● TASK INPUT

—————

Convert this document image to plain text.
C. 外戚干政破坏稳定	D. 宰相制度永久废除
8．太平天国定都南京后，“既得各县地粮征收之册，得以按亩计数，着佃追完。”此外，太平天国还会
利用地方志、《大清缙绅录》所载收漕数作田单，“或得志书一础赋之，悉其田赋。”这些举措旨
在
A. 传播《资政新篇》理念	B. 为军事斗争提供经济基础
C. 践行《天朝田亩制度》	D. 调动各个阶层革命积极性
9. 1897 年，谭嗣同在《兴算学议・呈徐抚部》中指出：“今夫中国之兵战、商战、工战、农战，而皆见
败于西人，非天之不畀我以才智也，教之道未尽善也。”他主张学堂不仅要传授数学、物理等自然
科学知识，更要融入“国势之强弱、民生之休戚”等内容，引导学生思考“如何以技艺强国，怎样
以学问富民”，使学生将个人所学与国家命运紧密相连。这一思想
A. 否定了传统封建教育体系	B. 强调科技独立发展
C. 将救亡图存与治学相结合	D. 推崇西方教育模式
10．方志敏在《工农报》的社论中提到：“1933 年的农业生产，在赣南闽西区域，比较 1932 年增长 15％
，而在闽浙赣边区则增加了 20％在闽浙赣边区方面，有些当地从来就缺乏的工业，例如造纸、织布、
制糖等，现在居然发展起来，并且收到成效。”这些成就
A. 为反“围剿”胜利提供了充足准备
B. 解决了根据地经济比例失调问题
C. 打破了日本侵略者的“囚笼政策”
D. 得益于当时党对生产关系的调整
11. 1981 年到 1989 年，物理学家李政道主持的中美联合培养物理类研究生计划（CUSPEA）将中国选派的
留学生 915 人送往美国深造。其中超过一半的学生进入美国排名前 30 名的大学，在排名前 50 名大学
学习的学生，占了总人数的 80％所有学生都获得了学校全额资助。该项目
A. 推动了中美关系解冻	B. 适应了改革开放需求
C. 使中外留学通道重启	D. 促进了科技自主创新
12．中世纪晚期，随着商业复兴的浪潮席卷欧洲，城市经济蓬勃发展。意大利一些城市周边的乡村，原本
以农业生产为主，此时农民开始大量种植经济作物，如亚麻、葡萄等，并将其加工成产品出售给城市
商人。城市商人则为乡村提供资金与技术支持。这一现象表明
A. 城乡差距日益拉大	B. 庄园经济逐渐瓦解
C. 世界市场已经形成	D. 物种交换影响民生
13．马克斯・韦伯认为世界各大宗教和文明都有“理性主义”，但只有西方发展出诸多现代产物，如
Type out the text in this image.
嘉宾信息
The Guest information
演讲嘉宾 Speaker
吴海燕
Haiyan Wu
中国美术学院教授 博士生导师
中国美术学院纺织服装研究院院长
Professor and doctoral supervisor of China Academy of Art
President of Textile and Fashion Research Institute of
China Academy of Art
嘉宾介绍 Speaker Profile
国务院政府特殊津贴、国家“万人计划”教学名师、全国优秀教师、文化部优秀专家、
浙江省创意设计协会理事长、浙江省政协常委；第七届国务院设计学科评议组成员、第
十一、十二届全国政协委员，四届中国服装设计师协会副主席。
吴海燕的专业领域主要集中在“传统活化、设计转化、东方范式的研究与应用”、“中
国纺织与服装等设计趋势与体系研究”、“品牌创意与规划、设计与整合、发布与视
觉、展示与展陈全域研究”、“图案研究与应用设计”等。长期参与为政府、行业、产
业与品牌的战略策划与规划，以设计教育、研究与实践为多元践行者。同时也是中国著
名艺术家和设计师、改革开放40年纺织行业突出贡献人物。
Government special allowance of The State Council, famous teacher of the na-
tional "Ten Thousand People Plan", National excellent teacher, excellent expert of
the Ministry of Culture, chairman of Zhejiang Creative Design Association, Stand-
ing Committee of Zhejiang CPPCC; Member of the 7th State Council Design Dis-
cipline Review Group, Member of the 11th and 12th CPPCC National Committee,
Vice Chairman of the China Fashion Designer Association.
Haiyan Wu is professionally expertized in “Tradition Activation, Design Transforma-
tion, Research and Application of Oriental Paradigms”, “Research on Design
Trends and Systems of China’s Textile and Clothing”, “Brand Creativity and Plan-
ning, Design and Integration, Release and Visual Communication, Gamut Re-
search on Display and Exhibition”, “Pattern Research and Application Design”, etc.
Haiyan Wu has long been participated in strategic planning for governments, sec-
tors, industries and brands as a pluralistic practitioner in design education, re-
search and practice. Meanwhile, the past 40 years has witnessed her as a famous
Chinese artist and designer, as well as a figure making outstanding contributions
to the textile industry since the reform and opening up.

—————

● WHAT IS NEEDED
Copy out the whole listing exactly; please set it all down.

● COMPLETED TASK
Convert this document image to plain text.
C. 外戚干政破坏稳定	D. 宰相制度永久废除
8．太平天国定都南京后，“既得各县地粮征收之册，得以按亩计数，着佃追完。”此外，太平天国还会
利用地方志、《大清缙绅录》所载收漕数作田单，“或得志书一础赋之，悉其田赋。”这些举措旨
在
A. 传播《资政新篇》理念	B. 为军事斗争提供经济基础
C. 践行《天朝田亩制度》	D. 调动各个阶层革命积极性
9. 1897 年，谭嗣同在《兴算学议・呈徐抚部》中指出：“今夫中国之兵战、商战、工战、农战，而皆见
败于西人，非天之不畀我以才智也，教之道未尽善也。”他主张学堂不仅要传授数学、物理等自然
科学知识，更要融入“国势之强弱、民生之休戚”等内容，引导学生思考“如何以技艺强国，怎样
以学问富民”，使学生将个人所学与国家命运紧密相连。这一思想
A. 否定了传统封建教育体系	B. 强调科技独立发展
C. 将救亡图存与治学相结合	D. 推崇西方教育模式
10．方志敏在《工农报》的社论中提到：“1933 年的农业生产，在赣南闽西区域，比较 1932 年增长 15％
，而在闽浙赣边区则增加了 20％在闽浙赣边区方面，有些当地从来就缺乏的工业，例如造纸、织布、
制糖等，现在居然发展起来，并且收到成效。”这些成就
A. 为反“围剿”胜利提供了充足准备
B. 解决了根据地经济比例失调问题
C. 打破了日本侵略者的“囚笼政策”
D. 得益于当时党对生产关系的调整
11. 1981 年到 1989 年，物理学家李政道主持的中美联合培养物理类研究生计划（CUSPEA）将中国选派的
留学生 915 人送往美国深造。其中超过一半的学生进入美国排名前 30 名的大学，在排名前 50 名大学
学习的学生，占了总人数的 80％所有学生都获得了学校全额资助。该项目
A. 推动了中美关系解冻	B. 适应了改革开放需求
C. 使中外留学通道重启	D. 促进了科技自主创新
12．中世纪晚期，随着商业复兴的浪潮席卷欧洲，城市经济蓬勃发展。意大利一些城市周边的乡村，原本
以农业生产为主，此时农民开始大量种植经济作物，如亚麻、葡萄等，并将其加工成产品出售给城市
商人。城市商人则为乡村提供资金与技术支持。这一现象表明
A. 城乡差距日益拉大	B. 庄园经济逐渐瓦解
C. 世界市场已经形成	D. 物种交换影响民生
13．马克斯・韦伯认为世界各大宗教和文明都有“理性主义”，但只有西方发展出诸多现代产物，如
Type out the text in this image.
嘉宾信息
The Guest information
演讲嘉宾 Speaker
吴海燕
Haiyan Wu
中国美术学院教授 博士生导师
中国美术学院纺织服装研究院院长
Professor and doctoral supervisor of China Academy of Art
President of Textile and Fashion Research Institute of
China Academy of Art
嘉宾介绍 Speaker Profile
国务院政府特殊津贴、国家“万人计划”教学名师、全国优秀教师、文化部优秀专家、
浙江省创意设计协会理事长、浙江省政协常委；第七届国务院设计学科评议组成员、第
十一、十二届全国政协委员，四届中国服装设计师协会副主席。
吴海燕的专业领域主要集中在“传统活化、设计转化、东方范式的研究与应用”、“中
国纺织与服装等设计趋势与体系研究”、“品牌创意与规划、设计与整合、发布与视
觉、展示与展陈全域研究”、“图案研究与应用设计”等。长期参与为政府、行业、产
业与品牌的战略策划与规划，以设计教育、研究与实践为多元践行者。同时也是中国著
名艺术家和设计师、改革开放40年纺织行业突出贡献人物。
Government special allowance of The State Council, famous teacher of the na-
tional "Ten Thousand People Plan", National excellent teacher, excellent expert of
the Ministry of Culture, chairman of Zhejiang Creative Design Association, Stand-
ing Committee of Zhejiang CPPCC; Member of the 7th State Council Design Dis-
cipline Review Group, Member of the 11th and 12th CPPCC National Committee,
Vice Chairman of the China Fashion Designer Association.
Haiyan Wu is professionally expertized in “Tradition Activation, Design Transforma-
tion, Research and Application of Oriental Paradigms”, “Research on Design
Trends and Systems of China’s Textile and Clothing”, “Brand Creativity and Plan-
ning, Design and Integration, Release and Visual Communication, Gamut Re-
search on Display and Exhibition”, “Pattern Research and Application Design”, etc.
Haiyan Wu has long been participated in strategic planning for governments, sec-
tors, industries and brands as a pluralistic practitioner in design education, re-
search and practice. Meanwhile, the past 40 years has witnessed her as a famous
Chinese artist and designer, as well as a figure making outstanding contributions
to the textile industry since the reform and opening up.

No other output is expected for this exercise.